**OBJECTIVE**
Return every line of the records below verbatim, with no pictures in the copy.

Records
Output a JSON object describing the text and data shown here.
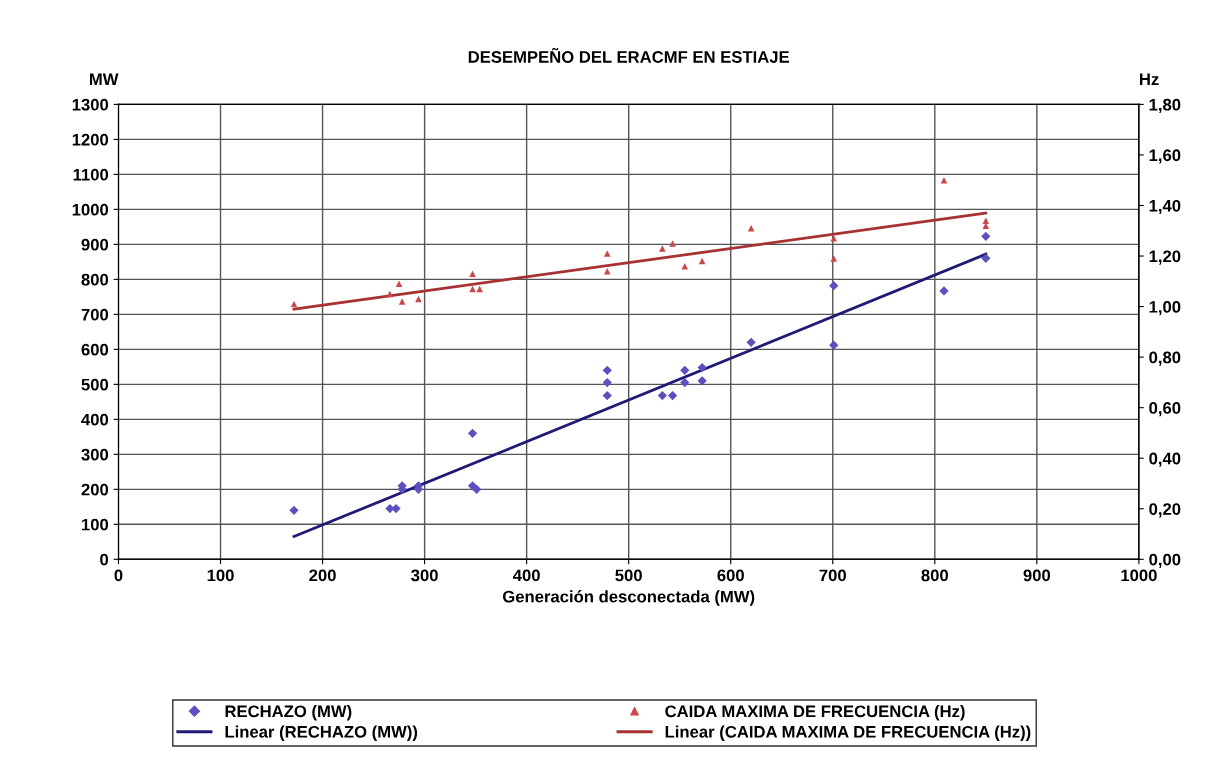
{
  "chart_data": {
    "type": "scatter",
    "title": "DESEMPEÑO DEL ERACMF EN ESTIAJE",
    "xlabel": "Generación desconectada (MW)",
    "ylabel": "MW",
    "y2label": "Hz",
    "xlim": [
      0,
      1000
    ],
    "xticks": [
      0,
      100,
      200,
      300,
      400,
      500,
      600,
      700,
      800,
      900,
      1000
    ],
    "ylim": [
      0,
      1300
    ],
    "yticks": [
      0,
      100,
      200,
      300,
      400,
      500,
      600,
      700,
      800,
      900,
      1000,
      1100,
      1200,
      1300
    ],
    "y2lim": [
      0,
      1.8
    ],
    "y2ticks": [
      {
        "value": 0,
        "label": "0,00"
      },
      {
        "value": 0.2,
        "label": "0,20"
      },
      {
        "value": 0.4,
        "label": "0,40"
      },
      {
        "value": 0.6,
        "label": "0,60"
      },
      {
        "value": 0.8,
        "label": "0,80"
      },
      {
        "value": 1.0,
        "label": "1,00"
      },
      {
        "value": 1.2,
        "label": "1,20"
      },
      {
        "value": 1.4,
        "label": "1,40"
      },
      {
        "value": 1.6,
        "label": "1,60"
      },
      {
        "value": 1.8,
        "label": "1,80"
      }
    ],
    "grid": true,
    "legend": "bottom",
    "series": [
      {
        "name": "RECHAZO (MW)",
        "marker": "diamond",
        "color": "#5b4fc4",
        "x": [
          172,
          266,
          272,
          278,
          278,
          294,
          294,
          347,
          347,
          351,
          479,
          479,
          479,
          533,
          543,
          555,
          555,
          572,
          572,
          620,
          701,
          701,
          809,
          850,
          850
        ],
        "values": [
          140,
          145,
          145,
          210,
          200,
          210,
          200,
          360,
          210,
          200,
          540,
          505,
          468,
          468,
          468,
          540,
          505,
          548,
          510,
          620,
          782,
          612,
          767,
          923,
          860
        ]
      },
      {
        "name": "CAIDA MAXIMA DE FRECUENCIA (Hz)",
        "axis": "y2",
        "marker": "triangle",
        "color": "#d04545",
        "x": [
          172,
          266,
          275,
          278,
          294,
          347,
          347,
          354,
          479,
          479,
          533,
          543,
          555,
          572,
          620,
          701,
          701,
          809,
          850,
          850
        ],
        "values": [
          1.01,
          1.05,
          1.09,
          1.02,
          1.03,
          1.13,
          1.07,
          1.07,
          1.21,
          1.14,
          1.23,
          1.25,
          1.16,
          1.18,
          1.31,
          1.27,
          1.19,
          1.5,
          1.34,
          1.32
        ]
      },
      {
        "name": "Linear (RECHAZO (MW))",
        "type": "line",
        "marker": "none",
        "color": "#1f1a78",
        "x": [
          172,
          850
        ],
        "values": [
          65,
          872
        ]
      },
      {
        "name": "Linear (CAIDA MAXIMA DE FRECUENCIA (Hz))",
        "type": "line",
        "axis": "y2",
        "marker": "none",
        "color": "#a83232",
        "x": [
          172,
          850
        ],
        "values": [
          0.99,
          1.37
        ]
      }
    ]
  }
}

**THE OUTPUT**
Output a JSON object describing the text and data shown here.
{
  "chart_data": {
    "type": "scatter",
    "title": "DESEMPEÑO DEL ERACMF EN ESTIAJE",
    "xlabel": "Generación desconectada (MW)",
    "ylabel": "MW",
    "y2label": "Hz",
    "xlim": [
      0,
      1000
    ],
    "xticks": [
      0,
      100,
      200,
      300,
      400,
      500,
      600,
      700,
      800,
      900,
      1000
    ],
    "ylim": [
      0,
      1300
    ],
    "yticks": [
      0,
      100,
      200,
      300,
      400,
      500,
      600,
      700,
      800,
      900,
      1000,
      1100,
      1200,
      1300
    ],
    "y2lim": [
      0,
      1.8
    ],
    "y2ticks": [
      {
        "value": 0,
        "label": "0,00"
      },
      {
        "value": 0.2,
        "label": "0,20"
      },
      {
        "value": 0.4,
        "label": "0,40"
      },
      {
        "value": 0.6,
        "label": "0,60"
      },
      {
        "value": 0.8,
        "label": "0,80"
      },
      {
        "value": 1.0,
        "label": "1,00"
      },
      {
        "value": 1.2,
        "label": "1,20"
      },
      {
        "value": 1.4,
        "label": "1,40"
      },
      {
        "value": 1.6,
        "label": "1,60"
      },
      {
        "value": 1.8,
        "label": "1,80"
      }
    ],
    "grid": true,
    "legend": "bottom",
    "series": [
      {
        "name": "RECHAZO (MW)",
        "marker": "diamond",
        "color": "#5b4fc4",
        "x": [
          172,
          266,
          272,
          278,
          278,
          294,
          294,
          347,
          347,
          351,
          479,
          479,
          479,
          533,
          543,
          555,
          555,
          572,
          572,
          620,
          701,
          701,
          809,
          850,
          850
        ],
        "values": [
          140,
          145,
          145,
          210,
          200,
          210,
          200,
          360,
          210,
          200,
          540,
          505,
          468,
          468,
          468,
          540,
          505,
          548,
          510,
          620,
          782,
          612,
          767,
          923,
          860
        ]
      },
      {
        "name": "CAIDA MAXIMA DE FRECUENCIA (Hz)",
        "axis": "y2",
        "marker": "triangle",
        "color": "#d04545",
        "x": [
          172,
          266,
          275,
          278,
          294,
          347,
          347,
          354,
          479,
          479,
          533,
          543,
          555,
          572,
          620,
          701,
          701,
          809,
          850,
          850
        ],
        "values": [
          1.01,
          1.05,
          1.09,
          1.02,
          1.03,
          1.13,
          1.07,
          1.07,
          1.21,
          1.14,
          1.23,
          1.25,
          1.16,
          1.18,
          1.31,
          1.27,
          1.19,
          1.5,
          1.34,
          1.32
        ]
      },
      {
        "name": "Linear (RECHAZO (MW))",
        "type": "line",
        "marker": "none",
        "color": "#1f1a78",
        "x": [
          172,
          850
        ],
        "values": [
          65,
          872
        ]
      },
      {
        "name": "Linear (CAIDA MAXIMA DE FRECUENCIA (Hz))",
        "type": "line",
        "axis": "y2",
        "marker": "none",
        "color": "#a83232",
        "x": [
          172,
          850
        ],
        "values": [
          0.99,
          1.37
        ]
      }
    ]
  }
}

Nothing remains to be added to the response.